• Record set:

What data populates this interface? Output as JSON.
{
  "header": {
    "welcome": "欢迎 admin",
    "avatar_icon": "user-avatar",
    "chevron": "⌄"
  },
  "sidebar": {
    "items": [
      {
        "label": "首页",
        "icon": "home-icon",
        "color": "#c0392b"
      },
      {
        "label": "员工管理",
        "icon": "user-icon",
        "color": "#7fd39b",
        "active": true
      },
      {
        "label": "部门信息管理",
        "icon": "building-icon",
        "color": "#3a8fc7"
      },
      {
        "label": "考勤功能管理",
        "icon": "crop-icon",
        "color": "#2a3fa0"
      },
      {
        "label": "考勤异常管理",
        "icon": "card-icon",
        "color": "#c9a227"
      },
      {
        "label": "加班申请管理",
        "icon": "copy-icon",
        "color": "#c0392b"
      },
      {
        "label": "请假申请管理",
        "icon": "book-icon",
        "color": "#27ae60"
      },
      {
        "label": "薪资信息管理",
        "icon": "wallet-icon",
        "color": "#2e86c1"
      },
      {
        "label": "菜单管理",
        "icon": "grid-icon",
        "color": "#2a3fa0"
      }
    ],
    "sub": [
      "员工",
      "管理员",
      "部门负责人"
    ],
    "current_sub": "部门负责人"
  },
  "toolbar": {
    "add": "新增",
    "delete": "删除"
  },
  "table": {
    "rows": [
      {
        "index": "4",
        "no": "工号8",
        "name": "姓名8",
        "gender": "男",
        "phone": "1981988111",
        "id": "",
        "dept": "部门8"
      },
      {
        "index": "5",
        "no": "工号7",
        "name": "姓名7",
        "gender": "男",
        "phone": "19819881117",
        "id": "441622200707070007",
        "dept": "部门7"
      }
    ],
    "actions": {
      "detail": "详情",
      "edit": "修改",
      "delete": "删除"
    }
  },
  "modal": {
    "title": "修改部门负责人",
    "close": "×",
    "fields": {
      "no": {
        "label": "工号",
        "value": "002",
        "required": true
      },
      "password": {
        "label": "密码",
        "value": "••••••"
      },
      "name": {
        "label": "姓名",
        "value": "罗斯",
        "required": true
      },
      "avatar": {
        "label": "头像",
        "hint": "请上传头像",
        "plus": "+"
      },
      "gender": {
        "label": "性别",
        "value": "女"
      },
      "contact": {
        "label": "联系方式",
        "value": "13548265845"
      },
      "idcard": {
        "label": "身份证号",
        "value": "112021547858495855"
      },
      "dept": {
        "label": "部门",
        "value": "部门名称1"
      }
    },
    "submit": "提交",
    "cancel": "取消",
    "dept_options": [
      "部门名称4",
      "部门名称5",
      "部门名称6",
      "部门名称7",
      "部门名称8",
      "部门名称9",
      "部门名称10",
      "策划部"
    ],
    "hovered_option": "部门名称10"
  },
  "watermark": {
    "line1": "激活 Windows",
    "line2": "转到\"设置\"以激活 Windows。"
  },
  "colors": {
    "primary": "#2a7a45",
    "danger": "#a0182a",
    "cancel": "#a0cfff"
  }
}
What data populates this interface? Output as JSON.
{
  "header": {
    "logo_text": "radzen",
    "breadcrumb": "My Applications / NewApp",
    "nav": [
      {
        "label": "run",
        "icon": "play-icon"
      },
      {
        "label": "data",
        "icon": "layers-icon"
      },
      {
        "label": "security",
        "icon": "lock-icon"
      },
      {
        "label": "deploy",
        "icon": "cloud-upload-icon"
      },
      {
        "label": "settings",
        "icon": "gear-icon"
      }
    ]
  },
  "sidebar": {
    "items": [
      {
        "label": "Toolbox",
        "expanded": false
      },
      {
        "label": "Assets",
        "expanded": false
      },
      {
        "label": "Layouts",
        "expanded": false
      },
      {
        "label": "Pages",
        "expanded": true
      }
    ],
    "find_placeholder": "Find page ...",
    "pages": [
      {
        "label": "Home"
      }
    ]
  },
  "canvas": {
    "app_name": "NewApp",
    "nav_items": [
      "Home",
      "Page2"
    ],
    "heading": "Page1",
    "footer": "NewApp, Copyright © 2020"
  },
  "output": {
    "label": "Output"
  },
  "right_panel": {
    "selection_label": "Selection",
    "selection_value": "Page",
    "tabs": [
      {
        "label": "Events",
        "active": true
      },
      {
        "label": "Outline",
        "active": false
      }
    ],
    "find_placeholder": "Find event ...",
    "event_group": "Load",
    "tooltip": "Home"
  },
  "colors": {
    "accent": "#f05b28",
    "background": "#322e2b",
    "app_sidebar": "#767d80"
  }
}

• Objective:
Exactly reproduce all of the entries.

• Task response:
What data populates this interface? Output as JSON.
{
  "header": {
    "welcome": "欢迎 admin",
    "avatar_icon": "user-avatar",
    "chevron": "⌄"
  },
  "sidebar": {
    "items": [
      {
        "label": "首页",
        "icon": "home-icon",
        "color": "#c0392b"
      },
      {
        "label": "员工管理",
        "icon": "user-icon",
        "color": "#7fd39b",
        "active": true
      },
      {
        "label": "部门信息管理",
        "icon": "building-icon",
        "color": "#3a8fc7"
      },
      {
        "label": "考勤功能管理",
        "icon": "crop-icon",
        "color": "#2a3fa0"
      },
      {
        "label": "考勤异常管理",
        "icon": "card-icon",
        "color": "#c9a227"
      },
      {
        "label": "加班申请管理",
        "icon": "copy-icon",
        "color": "#c0392b"
      },
      {
        "label": "请假申请管理",
        "icon": "book-icon",
        "color": "#27ae60"
      },
      {
        "label": "薪资信息管理",
        "icon": "wallet-icon",
        "color": "#2e86c1"
      },
      {
        "label": "菜单管理",
        "icon": "grid-icon",
        "color": "#2a3fa0"
      }
    ],
    "sub": [
      "员工",
      "管理员",
      "部门负责人"
    ],
    "current_sub": "部门负责人"
  },
  "toolbar": {
    "add": "新增",
    "delete": "删除"
  },
  "table": {
    "rows": [
      {
        "index": "4",
        "no": "工号8",
        "name": "姓名8",
        "gender": "男",
        "phone": "1981988111",
        "id": "",
        "dept": "部门8"
      },
      {
        "index": "5",
        "no": "工号7",
        "name": "姓名7",
        "gender": "男",
        "phone": "19819881117",
        "id": "441622200707070007",
        "dept": "部门7"
      }
    ],
    "actions": {
      "detail": "详情",
      "edit": "修改",
      "delete": "删除"
    }
  },
  "modal": {
    "title": "修改部门负责人",
    "close": "×",
    "fields": {
      "no": {
        "label": "工号",
        "value": "002",
        "required": true
      },
      "password": {
        "label": "密码",
        "value": "••••••"
      },
      "name": {
        "label": "姓名",
        "value": "罗斯",
        "required": true
      },
      "avatar": {
        "label": "头像",
        "hint": "请上传头像",
        "plus": "+"
      },
      "gender": {
        "label": "性别",
        "value": "女"
      },
      "contact": {
        "label": "联系方式",
        "value": "13548265845"
      },
      "idcard": {
        "label": "身份证号",
        "value": "112021547858495855"
      },
      "dept": {
        "label": "部门",
        "value": "部门名称1"
      }
    },
    "submit": "提交",
    "cancel": "取消",
    "dept_options": [
      "部门名称4",
      "部门名称5",
      "部门名称6",
      "部门名称7",
      "部门名称8",
      "部门名称9",
      "部门名称10",
      "策划部"
    ],
    "hovered_option": "部门名称10"
  },
  "watermark": {
    "line1": "激活 Windows",
    "line2": "转到\"设置\"以激活 Windows。"
  },
  "colors": {
    "primary": "#2a7a45",
    "danger": "#a0182a",
    "cancel": "#a0cfff"
  }
}
What data populates this interface? Output as JSON.
{
  "header": {
    "logo_text": "radzen",
    "breadcrumb": "My Applications / NewApp",
    "nav": [
      {
        "label": "run",
        "icon": "play-icon"
      },
      {
        "label": "data",
        "icon": "layers-icon"
      },
      {
        "label": "security",
        "icon": "lock-icon"
      },
      {
        "label": "deploy",
        "icon": "cloud-upload-icon"
      },
      {
        "label": "settings",
        "icon": "gear-icon"
      }
    ]
  },
  "sidebar": {
    "items": [
      {
        "label": "Toolbox",
        "expanded": false
      },
      {
        "label": "Assets",
        "expanded": false
      },
      {
        "label": "Layouts",
        "expanded": false
      },
      {
        "label": "Pages",
        "expanded": true
      }
    ],
    "find_placeholder": "Find page ...",
    "pages": [
      {
        "label": "Home"
      }
    ]
  },
  "canvas": {
    "app_name": "NewApp",
    "nav_items": [
      "Home",
      "Page2"
    ],
    "heading": "Page1",
    "footer": "NewApp, Copyright © 2020"
  },
  "output": {
    "label": "Output"
  },
  "right_panel": {
    "selection_label": "Selection",
    "selection_value": "Page",
    "tabs": [
      {
        "label": "Events",
        "active": true
      },
      {
        "label": "Outline",
        "active": false
      }
    ],
    "find_placeholder": "Find event ...",
    "event_group": "Load",
    "tooltip": "Home"
  },
  "colors": {
    "accent": "#f05b28",
    "background": "#322e2b",
    "app_sidebar": "#767d80"
  }
}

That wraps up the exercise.